SUPPLIED MATERIAL:
_____

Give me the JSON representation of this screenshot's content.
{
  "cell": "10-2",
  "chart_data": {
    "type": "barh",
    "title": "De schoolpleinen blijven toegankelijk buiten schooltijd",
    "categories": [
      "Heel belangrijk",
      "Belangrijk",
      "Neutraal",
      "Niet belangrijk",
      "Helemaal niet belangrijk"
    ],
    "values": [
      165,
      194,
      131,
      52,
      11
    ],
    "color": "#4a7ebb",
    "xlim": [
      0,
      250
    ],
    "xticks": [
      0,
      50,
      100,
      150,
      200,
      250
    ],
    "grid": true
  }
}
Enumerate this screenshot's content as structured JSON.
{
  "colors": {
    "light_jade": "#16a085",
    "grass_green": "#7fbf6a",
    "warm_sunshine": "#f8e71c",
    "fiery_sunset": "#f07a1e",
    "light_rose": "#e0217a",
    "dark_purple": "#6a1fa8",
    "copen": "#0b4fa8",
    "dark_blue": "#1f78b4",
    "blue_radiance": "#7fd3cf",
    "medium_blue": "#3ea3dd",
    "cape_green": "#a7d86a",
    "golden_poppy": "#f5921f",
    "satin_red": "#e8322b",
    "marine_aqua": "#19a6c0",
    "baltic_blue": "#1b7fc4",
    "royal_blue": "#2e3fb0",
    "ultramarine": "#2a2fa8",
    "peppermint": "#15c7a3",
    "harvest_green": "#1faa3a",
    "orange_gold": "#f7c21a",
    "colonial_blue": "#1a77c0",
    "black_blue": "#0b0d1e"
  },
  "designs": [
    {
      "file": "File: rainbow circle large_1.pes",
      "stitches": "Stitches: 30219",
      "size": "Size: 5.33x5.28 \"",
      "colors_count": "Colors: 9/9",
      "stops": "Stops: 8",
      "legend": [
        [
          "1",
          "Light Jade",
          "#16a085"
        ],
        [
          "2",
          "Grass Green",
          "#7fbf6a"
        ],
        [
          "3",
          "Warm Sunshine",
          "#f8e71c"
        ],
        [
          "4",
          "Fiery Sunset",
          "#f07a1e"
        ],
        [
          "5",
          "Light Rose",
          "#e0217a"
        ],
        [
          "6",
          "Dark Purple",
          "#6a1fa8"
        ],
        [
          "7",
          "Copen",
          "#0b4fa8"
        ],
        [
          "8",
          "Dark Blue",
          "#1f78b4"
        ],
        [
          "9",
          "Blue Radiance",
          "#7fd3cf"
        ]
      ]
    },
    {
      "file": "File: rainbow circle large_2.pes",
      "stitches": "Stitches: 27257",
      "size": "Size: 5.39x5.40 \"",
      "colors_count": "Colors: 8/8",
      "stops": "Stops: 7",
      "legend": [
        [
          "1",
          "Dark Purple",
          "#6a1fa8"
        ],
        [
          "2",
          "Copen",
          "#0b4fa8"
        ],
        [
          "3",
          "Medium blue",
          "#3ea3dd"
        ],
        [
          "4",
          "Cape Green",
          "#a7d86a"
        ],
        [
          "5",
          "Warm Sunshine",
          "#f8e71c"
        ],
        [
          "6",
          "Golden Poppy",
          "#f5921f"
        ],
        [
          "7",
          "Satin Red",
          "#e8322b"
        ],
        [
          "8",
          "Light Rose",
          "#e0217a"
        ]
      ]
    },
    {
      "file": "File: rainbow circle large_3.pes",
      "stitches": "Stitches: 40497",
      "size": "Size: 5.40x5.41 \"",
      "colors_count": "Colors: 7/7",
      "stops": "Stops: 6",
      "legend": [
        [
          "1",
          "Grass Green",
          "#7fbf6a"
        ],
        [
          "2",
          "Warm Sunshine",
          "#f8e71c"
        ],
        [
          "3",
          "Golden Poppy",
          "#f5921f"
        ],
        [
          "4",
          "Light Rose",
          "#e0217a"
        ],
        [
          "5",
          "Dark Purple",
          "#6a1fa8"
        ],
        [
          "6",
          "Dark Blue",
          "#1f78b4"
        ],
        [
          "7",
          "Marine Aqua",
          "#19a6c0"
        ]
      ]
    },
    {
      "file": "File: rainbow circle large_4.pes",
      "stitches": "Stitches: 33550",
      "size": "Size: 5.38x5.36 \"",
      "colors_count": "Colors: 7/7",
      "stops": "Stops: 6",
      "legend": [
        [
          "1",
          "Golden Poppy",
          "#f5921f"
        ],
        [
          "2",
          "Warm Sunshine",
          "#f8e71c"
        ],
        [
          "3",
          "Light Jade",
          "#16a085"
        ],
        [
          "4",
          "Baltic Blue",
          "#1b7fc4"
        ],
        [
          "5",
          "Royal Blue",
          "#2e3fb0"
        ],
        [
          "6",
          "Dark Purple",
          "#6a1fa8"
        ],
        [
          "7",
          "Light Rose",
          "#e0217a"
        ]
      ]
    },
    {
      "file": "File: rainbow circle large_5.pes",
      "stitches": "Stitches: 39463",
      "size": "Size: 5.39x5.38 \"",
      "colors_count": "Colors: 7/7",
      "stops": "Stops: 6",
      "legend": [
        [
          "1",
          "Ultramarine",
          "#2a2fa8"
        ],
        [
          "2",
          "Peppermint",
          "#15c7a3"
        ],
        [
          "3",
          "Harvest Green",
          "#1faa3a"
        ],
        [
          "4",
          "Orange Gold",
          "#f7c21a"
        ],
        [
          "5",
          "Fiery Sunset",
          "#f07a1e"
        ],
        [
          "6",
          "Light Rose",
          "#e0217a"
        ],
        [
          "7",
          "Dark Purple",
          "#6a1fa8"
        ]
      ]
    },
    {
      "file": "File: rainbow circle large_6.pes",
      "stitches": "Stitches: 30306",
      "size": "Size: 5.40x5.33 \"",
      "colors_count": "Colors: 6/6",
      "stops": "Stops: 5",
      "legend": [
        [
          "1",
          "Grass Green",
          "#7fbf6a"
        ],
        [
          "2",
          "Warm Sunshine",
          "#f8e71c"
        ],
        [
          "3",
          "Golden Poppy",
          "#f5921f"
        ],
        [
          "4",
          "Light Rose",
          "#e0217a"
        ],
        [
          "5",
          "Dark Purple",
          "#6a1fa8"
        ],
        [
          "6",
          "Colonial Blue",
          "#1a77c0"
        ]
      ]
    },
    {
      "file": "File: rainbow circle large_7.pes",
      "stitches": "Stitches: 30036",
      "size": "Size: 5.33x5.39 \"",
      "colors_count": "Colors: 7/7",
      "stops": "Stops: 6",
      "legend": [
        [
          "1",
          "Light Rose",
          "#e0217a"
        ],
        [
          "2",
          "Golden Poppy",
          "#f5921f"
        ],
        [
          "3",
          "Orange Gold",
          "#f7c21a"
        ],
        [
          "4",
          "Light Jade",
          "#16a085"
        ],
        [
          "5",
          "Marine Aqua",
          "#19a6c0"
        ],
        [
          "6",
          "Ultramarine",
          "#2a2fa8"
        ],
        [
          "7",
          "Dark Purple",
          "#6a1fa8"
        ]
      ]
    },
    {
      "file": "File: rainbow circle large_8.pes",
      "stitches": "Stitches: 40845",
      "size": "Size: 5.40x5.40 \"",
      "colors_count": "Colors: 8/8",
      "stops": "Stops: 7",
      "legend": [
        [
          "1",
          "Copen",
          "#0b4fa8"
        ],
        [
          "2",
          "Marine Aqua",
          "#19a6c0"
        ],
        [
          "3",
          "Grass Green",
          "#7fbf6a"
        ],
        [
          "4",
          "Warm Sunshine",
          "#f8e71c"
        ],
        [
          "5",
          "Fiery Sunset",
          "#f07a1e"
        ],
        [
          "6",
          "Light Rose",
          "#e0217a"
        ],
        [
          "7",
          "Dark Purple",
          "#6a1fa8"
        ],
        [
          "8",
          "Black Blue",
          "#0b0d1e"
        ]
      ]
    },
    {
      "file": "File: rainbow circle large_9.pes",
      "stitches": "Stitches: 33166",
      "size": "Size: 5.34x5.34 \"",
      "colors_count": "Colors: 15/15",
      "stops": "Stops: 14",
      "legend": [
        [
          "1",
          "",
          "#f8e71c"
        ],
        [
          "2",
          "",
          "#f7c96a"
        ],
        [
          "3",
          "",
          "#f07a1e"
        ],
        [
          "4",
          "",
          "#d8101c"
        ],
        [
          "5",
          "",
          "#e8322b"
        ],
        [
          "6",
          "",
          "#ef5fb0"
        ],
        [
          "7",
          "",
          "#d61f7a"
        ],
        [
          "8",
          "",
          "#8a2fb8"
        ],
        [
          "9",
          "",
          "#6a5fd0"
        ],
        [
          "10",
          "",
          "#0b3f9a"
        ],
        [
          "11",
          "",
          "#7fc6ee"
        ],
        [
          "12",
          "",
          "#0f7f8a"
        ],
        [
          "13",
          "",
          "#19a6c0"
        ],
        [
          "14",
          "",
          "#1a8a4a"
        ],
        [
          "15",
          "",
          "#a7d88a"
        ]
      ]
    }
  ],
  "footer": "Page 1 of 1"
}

_____

TASK OBJECTIVE:
From the listing above, collect each line in which the string "Size" appears.

EXPECTED ANSWER:
      "size": "Size: 5.33x5.28 \"",
      "size": "Size: 5.39x5.40 \"",
      "size": "Size: 5.40x5.41 \"",
      "size": "Size: 5.38x5.36 \"",
      "size": "Size: 5.39x5.38 \"",
      "size": "Size: 5.40x5.33 \"",
      "size": "Size: 5.33x5.39 \"",
      "size": "Size: 5.40x5.40 \"",
      "size": "Size: 5.34x5.34 \"",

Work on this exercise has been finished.